- **EXERCISE BRIEF**
Repeat every line of the listing below exactly, minus the pictures.

- **Stored records**

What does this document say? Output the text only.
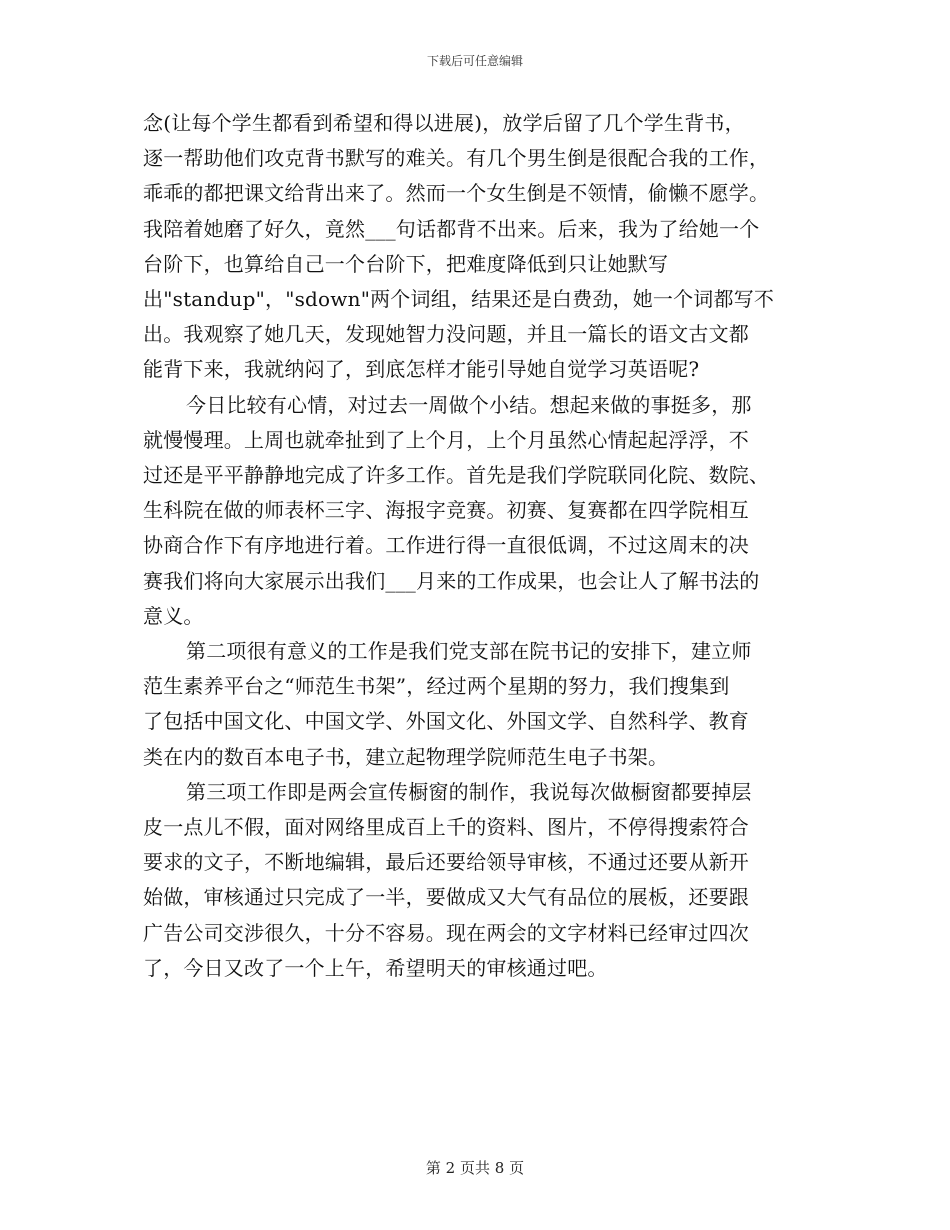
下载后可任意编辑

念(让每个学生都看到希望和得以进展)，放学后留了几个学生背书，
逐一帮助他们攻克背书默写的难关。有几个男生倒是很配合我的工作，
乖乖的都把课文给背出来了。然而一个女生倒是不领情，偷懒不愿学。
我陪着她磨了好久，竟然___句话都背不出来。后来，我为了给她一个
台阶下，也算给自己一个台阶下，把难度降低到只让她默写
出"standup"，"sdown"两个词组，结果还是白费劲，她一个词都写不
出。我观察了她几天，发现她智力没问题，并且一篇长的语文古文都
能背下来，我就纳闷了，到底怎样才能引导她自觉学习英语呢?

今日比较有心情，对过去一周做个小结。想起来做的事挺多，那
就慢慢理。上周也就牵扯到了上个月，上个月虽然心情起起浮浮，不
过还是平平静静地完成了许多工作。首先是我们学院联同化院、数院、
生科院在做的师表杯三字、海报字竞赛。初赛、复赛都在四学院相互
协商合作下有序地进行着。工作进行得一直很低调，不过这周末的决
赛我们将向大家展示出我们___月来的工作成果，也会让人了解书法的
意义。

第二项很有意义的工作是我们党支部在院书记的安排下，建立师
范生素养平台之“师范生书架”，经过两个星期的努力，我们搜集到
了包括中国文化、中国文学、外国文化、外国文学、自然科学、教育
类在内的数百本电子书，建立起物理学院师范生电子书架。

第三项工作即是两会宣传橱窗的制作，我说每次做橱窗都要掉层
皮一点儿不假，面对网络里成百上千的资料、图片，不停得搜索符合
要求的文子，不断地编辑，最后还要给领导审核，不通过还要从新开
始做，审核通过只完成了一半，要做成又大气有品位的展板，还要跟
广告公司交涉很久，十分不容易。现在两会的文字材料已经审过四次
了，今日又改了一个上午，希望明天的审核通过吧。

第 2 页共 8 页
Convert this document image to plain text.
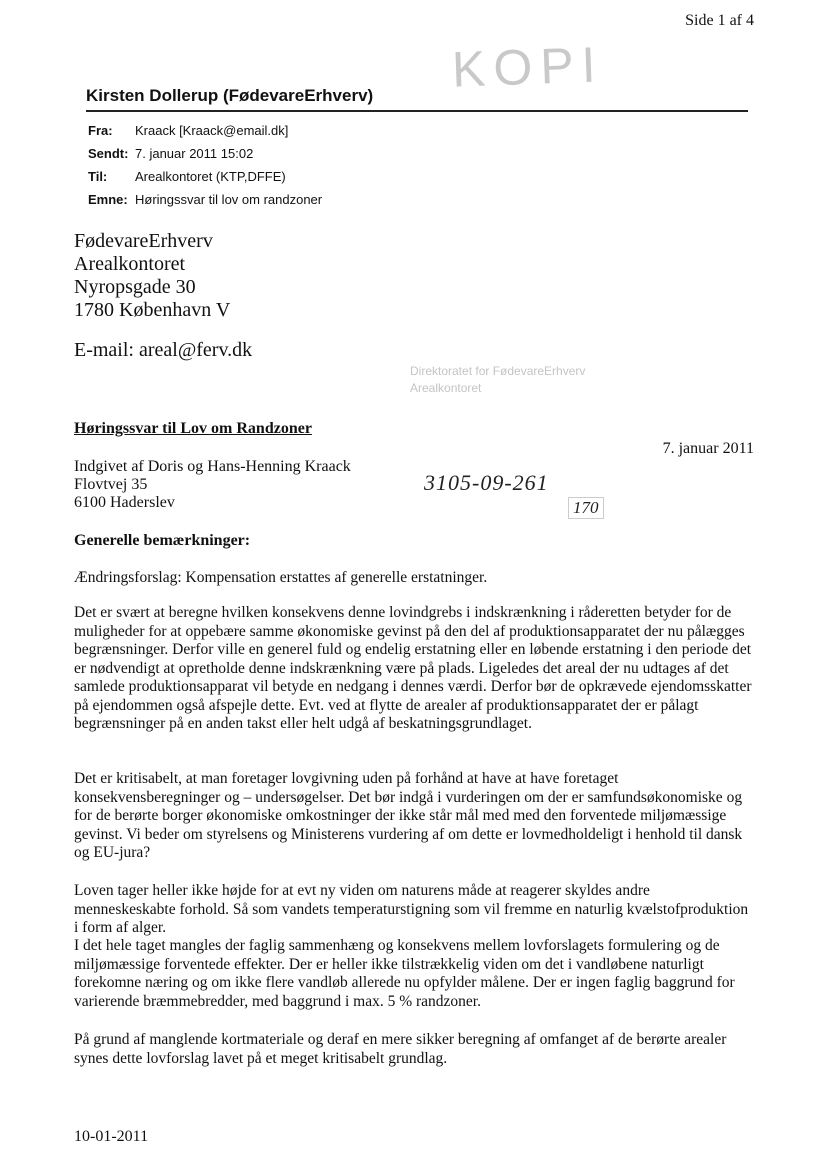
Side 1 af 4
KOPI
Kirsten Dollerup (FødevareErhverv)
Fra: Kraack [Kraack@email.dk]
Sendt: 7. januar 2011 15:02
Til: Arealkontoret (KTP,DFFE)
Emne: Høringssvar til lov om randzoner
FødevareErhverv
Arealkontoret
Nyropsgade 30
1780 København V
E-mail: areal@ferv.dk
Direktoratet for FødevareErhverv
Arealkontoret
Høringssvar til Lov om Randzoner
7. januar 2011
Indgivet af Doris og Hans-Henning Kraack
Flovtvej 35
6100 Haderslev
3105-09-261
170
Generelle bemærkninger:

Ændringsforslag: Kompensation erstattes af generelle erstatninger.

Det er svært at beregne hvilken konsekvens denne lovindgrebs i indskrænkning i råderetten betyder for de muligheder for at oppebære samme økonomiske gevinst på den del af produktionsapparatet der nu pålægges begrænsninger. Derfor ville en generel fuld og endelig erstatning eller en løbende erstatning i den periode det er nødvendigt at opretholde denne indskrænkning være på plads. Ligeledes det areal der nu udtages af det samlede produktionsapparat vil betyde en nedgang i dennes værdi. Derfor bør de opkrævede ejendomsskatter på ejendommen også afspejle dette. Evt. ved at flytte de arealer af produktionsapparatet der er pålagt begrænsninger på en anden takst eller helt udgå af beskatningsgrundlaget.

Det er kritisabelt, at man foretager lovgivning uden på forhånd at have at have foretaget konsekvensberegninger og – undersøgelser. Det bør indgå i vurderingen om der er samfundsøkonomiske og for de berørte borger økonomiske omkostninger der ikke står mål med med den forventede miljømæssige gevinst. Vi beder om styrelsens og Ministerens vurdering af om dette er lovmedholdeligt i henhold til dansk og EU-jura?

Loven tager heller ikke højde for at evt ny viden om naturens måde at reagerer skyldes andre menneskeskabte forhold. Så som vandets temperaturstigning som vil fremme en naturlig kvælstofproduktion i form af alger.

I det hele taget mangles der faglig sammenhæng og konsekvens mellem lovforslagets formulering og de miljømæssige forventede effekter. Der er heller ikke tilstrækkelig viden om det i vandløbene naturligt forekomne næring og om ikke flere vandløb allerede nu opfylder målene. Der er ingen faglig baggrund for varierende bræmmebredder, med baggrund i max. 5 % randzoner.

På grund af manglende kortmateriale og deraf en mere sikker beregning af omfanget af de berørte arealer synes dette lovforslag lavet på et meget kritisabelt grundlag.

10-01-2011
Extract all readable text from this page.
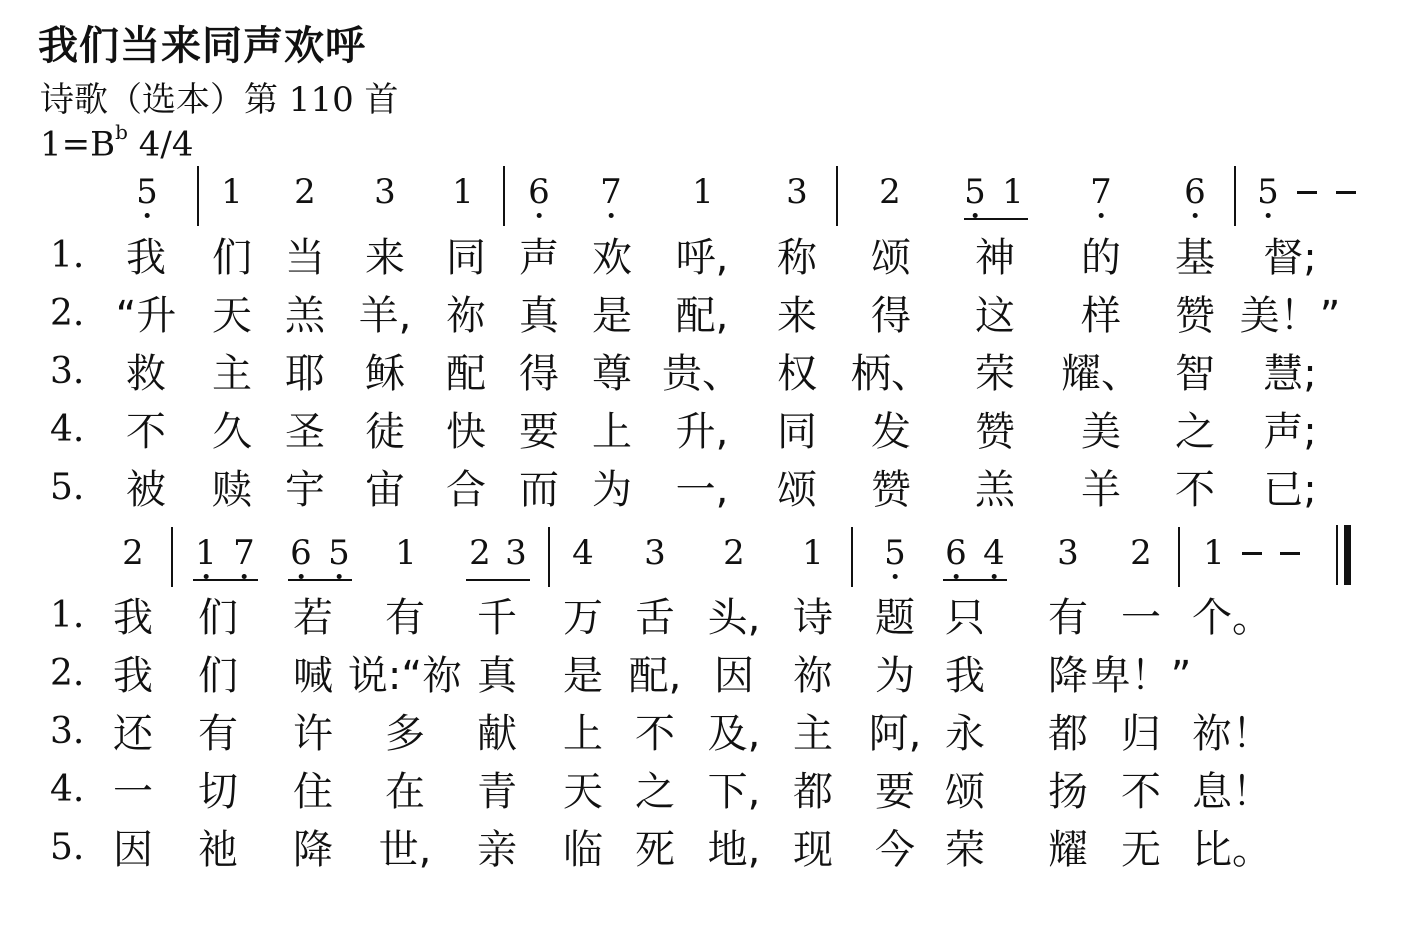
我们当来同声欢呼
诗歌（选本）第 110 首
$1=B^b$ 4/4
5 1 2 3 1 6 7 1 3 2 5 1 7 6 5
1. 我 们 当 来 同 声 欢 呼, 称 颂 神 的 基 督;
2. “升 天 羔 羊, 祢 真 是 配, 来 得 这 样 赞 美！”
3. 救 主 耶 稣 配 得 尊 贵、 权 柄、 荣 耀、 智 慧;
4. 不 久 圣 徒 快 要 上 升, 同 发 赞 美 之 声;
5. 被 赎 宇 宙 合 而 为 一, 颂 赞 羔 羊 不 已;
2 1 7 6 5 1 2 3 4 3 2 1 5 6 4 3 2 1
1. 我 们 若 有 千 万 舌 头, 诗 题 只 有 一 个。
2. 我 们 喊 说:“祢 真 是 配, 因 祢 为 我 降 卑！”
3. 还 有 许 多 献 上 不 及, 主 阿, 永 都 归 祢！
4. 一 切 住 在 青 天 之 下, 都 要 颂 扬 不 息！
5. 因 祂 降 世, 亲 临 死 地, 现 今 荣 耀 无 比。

- **WRITTEN REPLY**
What does this document say? Output the text only.
下载后可任意编辑

念(让每个学生都看到希望和得以进展)，放学后留了几个学生背书，
逐一帮助他们攻克背书默写的难关。有几个男生倒是很配合我的工作，
乖乖的都把课文给背出来了。然而一个女生倒是不领情，偷懒不愿学。
我陪着她磨了好久，竟然___句话都背不出来。后来，我为了给她一个
台阶下，也算给自己一个台阶下，把难度降低到只让她默写
出"standup"，"sdown"两个词组，结果还是白费劲，她一个词都写不
出。我观察了她几天，发现她智力没问题，并且一篇长的语文古文都
能背下来，我就纳闷了，到底怎样才能引导她自觉学习英语呢?

今日比较有心情，对过去一周做个小结。想起来做的事挺多，那
就慢慢理。上周也就牵扯到了上个月，上个月虽然心情起起浮浮，不
过还是平平静静地完成了许多工作。首先是我们学院联同化院、数院、
生科院在做的师表杯三字、海报字竞赛。初赛、复赛都在四学院相互
协商合作下有序地进行着。工作进行得一直很低调，不过这周末的决
赛我们将向大家展示出我们___月来的工作成果，也会让人了解书法的
意义。

第二项很有意义的工作是我们党支部在院书记的安排下，建立师
范生素养平台之“师范生书架”，经过两个星期的努力，我们搜集到
了包括中国文化、中国文学、外国文化、外国文学、自然科学、教育
类在内的数百本电子书，建立起物理学院师范生电子书架。

第三项工作即是两会宣传橱窗的制作，我说每次做橱窗都要掉层
皮一点儿不假，面对网络里成百上千的资料、图片，不停得搜索符合
要求的文子，不断地编辑，最后还要给领导审核，不通过还要从新开
始做，审核通过只完成了一半，要做成又大气有品位的展板，还要跟
广告公司交涉很久，十分不容易。现在两会的文字材料已经审过四次
了，今日又改了一个上午，希望明天的审核通过吧。

第 2 页共 8 页
Convert this document image to plain text.
Side 1 af 4
KOPI
Kirsten Dollerup (FødevareErhverv)
Fra: Kraack [Kraack@email.dk]
Sendt: 7. januar 2011 15:02
Til: Arealkontoret (KTP,DFFE)
Emne: Høringssvar til lov om randzoner
FødevareErhverv
Arealkontoret
Nyropsgade 30
1780 København V
E-mail: areal@ferv.dk
Direktoratet for FødevareErhverv
Arealkontoret
Høringssvar til Lov om Randzoner
7. januar 2011
Indgivet af Doris og Hans-Henning Kraack
Flovtvej 35
6100 Haderslev
3105-09-261
170
Generelle bemærkninger:

Ændringsforslag: Kompensation erstattes af generelle erstatninger.

Det er svært at beregne hvilken konsekvens denne lovindgrebs i indskrænkning i råderetten betyder for de muligheder for at oppebære samme økonomiske gevinst på den del af produktionsapparatet der nu pålægges begrænsninger. Derfor ville en generel fuld og endelig erstatning eller en løbende erstatning i den periode det er nødvendigt at opretholde denne indskrænkning være på plads. Ligeledes det areal der nu udtages af det samlede produktionsapparat vil betyde en nedgang i dennes værdi. Derfor bør de opkrævede ejendomsskatter på ejendommen også afspejle dette. Evt. ved at flytte de arealer af produktionsapparatet der er pålagt begrænsninger på en anden takst eller helt udgå af beskatningsgrundlaget.

Det er kritisabelt, at man foretager lovgivning uden på forhånd at have at have foretaget konsekvensberegninger og – undersøgelser. Det bør indgå i vurderingen om der er samfundsøkonomiske og for de berørte borger økonomiske omkostninger der ikke står mål med med den forventede miljømæssige gevinst. Vi beder om styrelsens og Ministerens vurdering af om dette er lovmedholdeligt i henhold til dansk og EU-jura?

Loven tager heller ikke højde for at evt ny viden om naturens måde at reagerer skyldes andre menneskeskabte forhold. Så som vandets temperaturstigning som vil fremme en naturlig kvælstofproduktion i form af alger.

I det hele taget mangles der faglig sammenhæng og konsekvens mellem lovforslagets formulering og de miljømæssige forventede effekter. Der er heller ikke tilstrækkelig viden om det i vandløbene naturligt forekomne næring og om ikke flere vandløb allerede nu opfylder målene. Der er ingen faglig baggrund for varierende bræmmebredder, med baggrund i max. 5 % randzoner.

På grund af manglende kortmateriale og deraf en mere sikker beregning af omfanget af de berørte arealer synes dette lovforslag lavet på et meget kritisabelt grundlag.

10-01-2011
Extract all readable text from this page.
我们当来同声欢呼
诗歌（选本）第 110 首
$1=B^b$ 4/4
5 1 2 3 1 6 7 1 3 2 5 1 7 6 5
1. 我 们 当 来 同 声 欢 呼, 称 颂 神 的 基 督;
2. “升 天 羔 羊, 祢 真 是 配, 来 得 这 样 赞 美！”
3. 救 主 耶 稣 配 得 尊 贵、 权 柄、 荣 耀、 智 慧;
4. 不 久 圣 徒 快 要 上 升, 同 发 赞 美 之 声;
5. 被 赎 宇 宙 合 而 为 一, 颂 赞 羔 羊 不 已;
2 1 7 6 5 1 2 3 4 3 2 1 5 6 4 3 2 1
1. 我 们 若 有 千 万 舌 头, 诗 题 只 有 一 个。
2. 我 们 喊 说:“祢 真 是 配, 因 祢 为 我 降 卑！”
3. 还 有 许 多 献 上 不 及, 主 阿, 永 都 归 祢！
4. 一 切 住 在 青 天 之 下, 都 要 颂 扬 不 息！
5. 因 祂 降 世, 亲 临 死 地, 现 今 荣 耀 无 比。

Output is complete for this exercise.